## DIRECTIVE
Provide nothing beyond the count of lines that include the string "mener".

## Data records
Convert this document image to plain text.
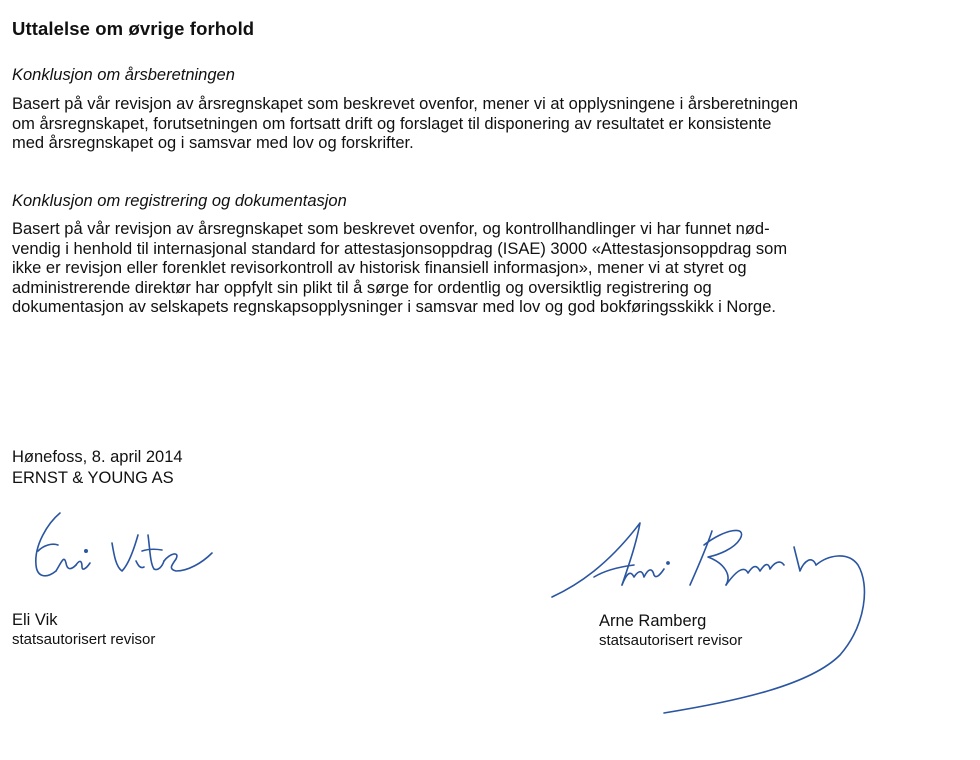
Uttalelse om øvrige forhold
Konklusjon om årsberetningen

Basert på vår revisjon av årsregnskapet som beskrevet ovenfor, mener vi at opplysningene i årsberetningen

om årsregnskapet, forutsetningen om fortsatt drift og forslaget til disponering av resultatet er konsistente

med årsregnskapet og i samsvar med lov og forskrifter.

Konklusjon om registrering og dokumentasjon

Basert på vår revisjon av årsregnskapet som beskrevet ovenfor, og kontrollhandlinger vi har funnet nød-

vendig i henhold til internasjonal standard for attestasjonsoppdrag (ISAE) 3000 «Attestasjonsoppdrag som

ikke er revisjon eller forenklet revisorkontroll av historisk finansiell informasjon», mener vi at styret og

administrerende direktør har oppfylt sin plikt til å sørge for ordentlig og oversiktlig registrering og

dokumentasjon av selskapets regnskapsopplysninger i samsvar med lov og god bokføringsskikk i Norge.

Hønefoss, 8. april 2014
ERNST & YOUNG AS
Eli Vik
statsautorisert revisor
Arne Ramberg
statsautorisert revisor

==

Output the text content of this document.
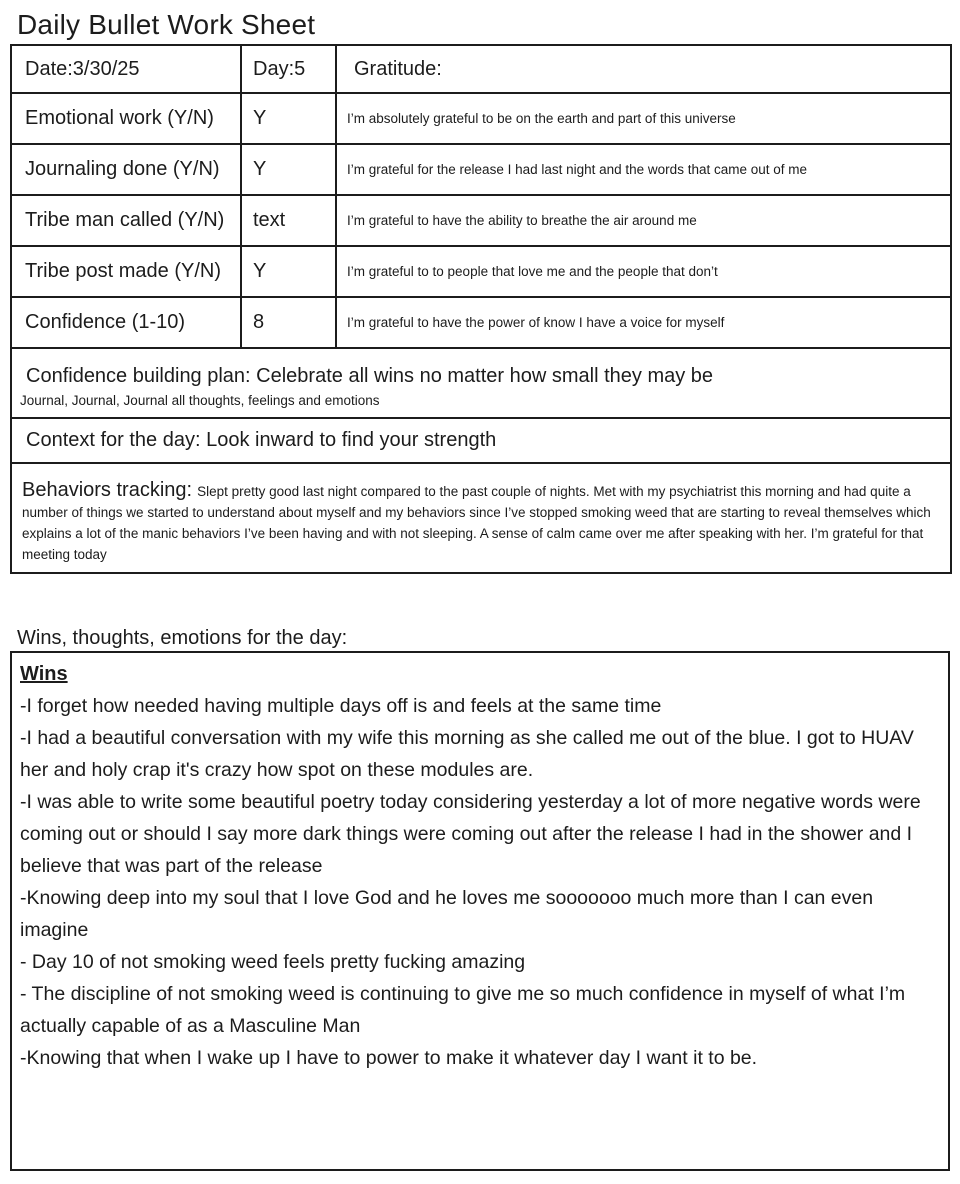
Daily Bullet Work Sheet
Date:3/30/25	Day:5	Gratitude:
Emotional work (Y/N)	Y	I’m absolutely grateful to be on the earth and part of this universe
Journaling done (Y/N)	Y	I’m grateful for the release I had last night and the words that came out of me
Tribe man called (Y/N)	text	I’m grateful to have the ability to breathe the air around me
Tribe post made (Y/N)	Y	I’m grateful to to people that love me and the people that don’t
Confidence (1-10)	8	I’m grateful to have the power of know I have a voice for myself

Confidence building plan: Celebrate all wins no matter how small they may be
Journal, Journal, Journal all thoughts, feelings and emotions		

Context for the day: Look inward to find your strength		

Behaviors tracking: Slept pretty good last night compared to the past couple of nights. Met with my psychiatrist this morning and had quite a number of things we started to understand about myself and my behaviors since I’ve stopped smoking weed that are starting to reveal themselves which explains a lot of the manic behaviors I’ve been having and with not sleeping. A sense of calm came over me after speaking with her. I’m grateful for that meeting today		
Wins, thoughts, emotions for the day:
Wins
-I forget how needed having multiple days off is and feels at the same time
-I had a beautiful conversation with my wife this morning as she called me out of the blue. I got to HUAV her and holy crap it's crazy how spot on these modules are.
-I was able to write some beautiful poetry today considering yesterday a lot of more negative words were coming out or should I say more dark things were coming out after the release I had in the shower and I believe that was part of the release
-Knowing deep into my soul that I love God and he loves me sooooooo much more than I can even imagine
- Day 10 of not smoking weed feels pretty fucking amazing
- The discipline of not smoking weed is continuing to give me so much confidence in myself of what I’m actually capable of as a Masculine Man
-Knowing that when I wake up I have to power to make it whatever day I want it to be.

...

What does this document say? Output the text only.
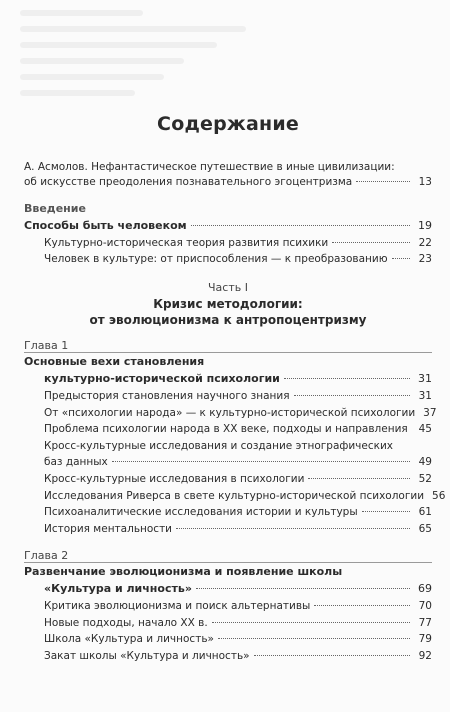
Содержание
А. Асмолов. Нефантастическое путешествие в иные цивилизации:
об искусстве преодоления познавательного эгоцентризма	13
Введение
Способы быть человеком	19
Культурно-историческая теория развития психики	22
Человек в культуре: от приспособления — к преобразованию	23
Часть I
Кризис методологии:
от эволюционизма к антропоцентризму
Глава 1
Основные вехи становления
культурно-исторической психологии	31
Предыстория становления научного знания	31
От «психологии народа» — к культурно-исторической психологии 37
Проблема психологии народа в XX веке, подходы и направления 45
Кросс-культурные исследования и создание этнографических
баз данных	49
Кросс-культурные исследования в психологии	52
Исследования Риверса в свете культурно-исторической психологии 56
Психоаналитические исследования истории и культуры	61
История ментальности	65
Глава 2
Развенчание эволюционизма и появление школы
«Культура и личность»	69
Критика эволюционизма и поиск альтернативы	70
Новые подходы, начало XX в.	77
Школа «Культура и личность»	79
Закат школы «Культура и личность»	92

## EXERCISE SOLUTION
2